- [Do this]: Copy all of the material word for word, except for the pictures.

Begin Dataset records

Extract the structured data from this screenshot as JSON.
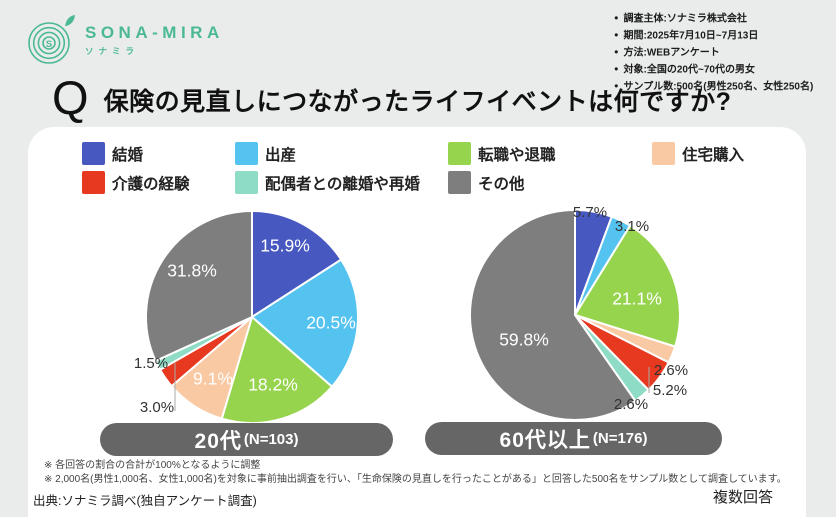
{
  "logo": {
    "name": "SONA-MIRA",
    "subname": "ソナミラ",
    "brand_color": "#4BB896"
  },
  "survey_meta": {
    "items": [
      "調査主体:ソナミラ株式会社",
      "期間:2025年7月10日~7月13日",
      "方法:WEBアンケート",
      "対象:全国の20代~70代の男女",
      "サンプル数:500名(男性250名、女性250名)"
    ]
  },
  "question": {
    "prefix": "Q",
    "text": "保険の見直しにつながったライフイベントは何ですか?"
  },
  "legend": {
    "items": [
      {
        "label": "結婚",
        "color": "#4758C0"
      },
      {
        "label": "出産",
        "color": "#55C3EF"
      },
      {
        "label": "転職や退職",
        "color": "#97D44E"
      },
      {
        "label": "住宅購入",
        "color": "#F9C9A4"
      },
      {
        "label": "介護の経験",
        "color": "#E6391F"
      },
      {
        "label": "配偶者との離婚や再婚",
        "color": "#8EDCC6"
      },
      {
        "label": "その他",
        "color": "#7E7E7E"
      }
    ]
  },
  "chart_data": [
    {
      "type": "pie",
      "group": "20代",
      "n_label": "(N=103)",
      "unit": "%",
      "start_angle": "top",
      "direction": "clockwise",
      "labels": [
        "結婚",
        "出産",
        "転職や退職",
        "住宅購入",
        "介護の経験",
        "配偶者との離婚や再婚",
        "その他"
      ],
      "values": [
        15.9,
        20.5,
        18.2,
        9.1,
        3.0,
        1.5,
        31.8
      ],
      "colors": [
        "#4758C0",
        "#55C3EF",
        "#97D44E",
        "#F9C9A4",
        "#E6391F",
        "#8EDCC6",
        "#7E7E7E"
      ]
    },
    {
      "type": "pie",
      "group": "60代以上",
      "n_label": "(N=176)",
      "unit": "%",
      "start_angle": "top",
      "direction": "clockwise",
      "labels": [
        "結婚",
        "出産",
        "転職や退職",
        "住宅購入",
        "介護の経験",
        "配偶者との離婚や再婚",
        "その他"
      ],
      "values": [
        5.7,
        3.1,
        21.1,
        2.6,
        5.2,
        2.6,
        59.8
      ],
      "colors": [
        "#4758C0",
        "#55C3EF",
        "#97D44E",
        "#F9C9A4",
        "#E6391F",
        "#8EDCC6",
        "#7E7E7E"
      ]
    }
  ],
  "notes": [
    "※ 各回答の割合の合計が100%となるように調整",
    "※ 2,000名(男性1,000名、女性1,000名)を対象に事前抽出調査を行い、「生命保険の見直しを行ったことがある」と回答した500名をサンプル数として調査しています。"
  ],
  "source": "出典:ソナミラ調べ(独自アンケート調査)",
  "answer_type": "複数回答"
}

End Dataset records

- [The output]:
Extract the structured data from this screenshot as JSON.
{
  "logo": {
    "name": "SONA-MIRA",
    "subname": "ソナミラ",
    "brand_color": "#4BB896"
  },
  "survey_meta": {
    "items": [
      "調査主体:ソナミラ株式会社",
      "期間:2025年7月10日~7月13日",
      "方法:WEBアンケート",
      "対象:全国の20代~70代の男女",
      "サンプル数:500名(男性250名、女性250名)"
    ]
  },
  "question": {
    "prefix": "Q",
    "text": "保険の見直しにつながったライフイベントは何ですか?"
  },
  "legend": {
    "items": [
      {
        "label": "結婚",
        "color": "#4758C0"
      },
      {
        "label": "出産",
        "color": "#55C3EF"
      },
      {
        "label": "転職や退職",
        "color": "#97D44E"
      },
      {
        "label": "住宅購入",
        "color": "#F9C9A4"
      },
      {
        "label": "介護の経験",
        "color": "#E6391F"
      },
      {
        "label": "配偶者との離婚や再婚",
        "color": "#8EDCC6"
      },
      {
        "label": "その他",
        "color": "#7E7E7E"
      }
    ]
  },
  "chart_data": [
    {
      "type": "pie",
      "group": "20代",
      "n_label": "(N=103)",
      "unit": "%",
      "start_angle": "top",
      "direction": "clockwise",
      "labels": [
        "結婚",
        "出産",
        "転職や退職",
        "住宅購入",
        "介護の経験",
        "配偶者との離婚や再婚",
        "その他"
      ],
      "values": [
        15.9,
        20.5,
        18.2,
        9.1,
        3.0,
        1.5,
        31.8
      ],
      "colors": [
        "#4758C0",
        "#55C3EF",
        "#97D44E",
        "#F9C9A4",
        "#E6391F",
        "#8EDCC6",
        "#7E7E7E"
      ]
    },
    {
      "type": "pie",
      "group": "60代以上",
      "n_label": "(N=176)",
      "unit": "%",
      "start_angle": "top",
      "direction": "clockwise",
      "labels": [
        "結婚",
        "出産",
        "転職や退職",
        "住宅購入",
        "介護の経験",
        "配偶者との離婚や再婚",
        "その他"
      ],
      "values": [
        5.7,
        3.1,
        21.1,
        2.6,
        5.2,
        2.6,
        59.8
      ],
      "colors": [
        "#4758C0",
        "#55C3EF",
        "#97D44E",
        "#F9C9A4",
        "#E6391F",
        "#8EDCC6",
        "#7E7E7E"
      ]
    }
  ],
  "notes": [
    "※ 各回答の割合の合計が100%となるように調整",
    "※ 2,000名(男性1,000名、女性1,000名)を対象に事前抽出調査を行い、「生命保険の見直しを行ったことがある」と回答した500名をサンプル数として調査しています。"
  ],
  "source": "出典:ソナミラ調べ(独自アンケート調査)",
  "answer_type": "複数回答"
}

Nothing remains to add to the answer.